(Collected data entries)
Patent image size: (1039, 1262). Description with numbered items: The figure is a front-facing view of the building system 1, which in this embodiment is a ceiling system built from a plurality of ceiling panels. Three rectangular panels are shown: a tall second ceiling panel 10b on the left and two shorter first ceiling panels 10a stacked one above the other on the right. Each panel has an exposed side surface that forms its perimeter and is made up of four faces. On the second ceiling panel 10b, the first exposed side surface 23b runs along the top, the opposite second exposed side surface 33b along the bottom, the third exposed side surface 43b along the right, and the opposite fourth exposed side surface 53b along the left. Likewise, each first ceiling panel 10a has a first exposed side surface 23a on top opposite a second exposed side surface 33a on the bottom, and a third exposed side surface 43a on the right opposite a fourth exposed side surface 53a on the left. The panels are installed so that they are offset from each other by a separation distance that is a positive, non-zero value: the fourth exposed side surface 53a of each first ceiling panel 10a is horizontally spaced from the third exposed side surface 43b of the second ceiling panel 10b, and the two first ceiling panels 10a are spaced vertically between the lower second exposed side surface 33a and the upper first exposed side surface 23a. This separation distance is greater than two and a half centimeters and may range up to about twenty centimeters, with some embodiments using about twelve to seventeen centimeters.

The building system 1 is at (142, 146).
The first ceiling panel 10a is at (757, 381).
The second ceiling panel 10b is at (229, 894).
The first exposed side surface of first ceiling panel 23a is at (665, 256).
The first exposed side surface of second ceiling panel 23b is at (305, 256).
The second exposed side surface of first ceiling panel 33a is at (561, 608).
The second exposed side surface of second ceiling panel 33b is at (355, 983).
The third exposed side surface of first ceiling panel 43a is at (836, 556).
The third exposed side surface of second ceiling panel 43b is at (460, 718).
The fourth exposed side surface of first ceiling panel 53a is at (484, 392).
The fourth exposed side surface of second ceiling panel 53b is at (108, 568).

Written exercise. Copy out all of the items above word for word, omitting nothing and altering nothing.

Solution for this exercise.
Patent image size: (1039, 1262). Description with numbered items: The figure is a front-facing view of the building system 1, which in this embodiment is a ceiling system built from a plurality of ceiling panels. Three rectangular panels are shown: a tall second ceiling panel 10b on the left and two shorter first ceiling panels 10a stacked one above the other on the right. Each panel has an exposed side surface that forms its perimeter and is made up of four faces. On the second ceiling panel 10b, the first exposed side surface 23b runs along the top, the opposite second exposed side surface 33b along the bottom, the third exposed side surface 43b along the right, and the opposite fourth exposed side surface 53b along the left. Likewise, each first ceiling panel 10a has a first exposed side surface 23a on top opposite a second exposed side surface 33a on the bottom, and a third exposed side surface 43a on the right opposite a fourth exposed side surface 53a on the left. The panels are installed so that they are offset from each other by a separation distance that is a positive, non-zero value: the fourth exposed side surface 53a of each first ceiling panel 10a is horizontally spaced from the third exposed side surface 43b of the second ceiling panel 10b, and the two first ceiling panels 10a are spaced vertically between the lower second exposed side surface 33a and the upper first exposed side surface 23a. This separation distance is greater than two and a half centimeters and may range up to about twenty centimeters, with some embodiments using about twelve to seventeen centimeters.

The building system 1 is at (142, 146).
The first ceiling panel 10a is at (757, 381).
The second ceiling panel 10b is at (229, 894).
The first exposed side surface of first ceiling panel 23a is at (665, 256).
The first exposed side surface of second ceiling panel 23b is at (305, 256).
The second exposed side surface of first ceiling panel 33a is at (561, 608).
The second exposed side surface of second ceiling panel 33b is at (355, 983).
The third exposed side surface of first ceiling panel 43a is at (836, 556).
The third exposed side surface of second ceiling panel 43b is at (460, 718).
The fourth exposed side surface of first ceiling panel 53a is at (484, 392).
The fourth exposed side surface of second ceiling panel 53b is at (108, 568).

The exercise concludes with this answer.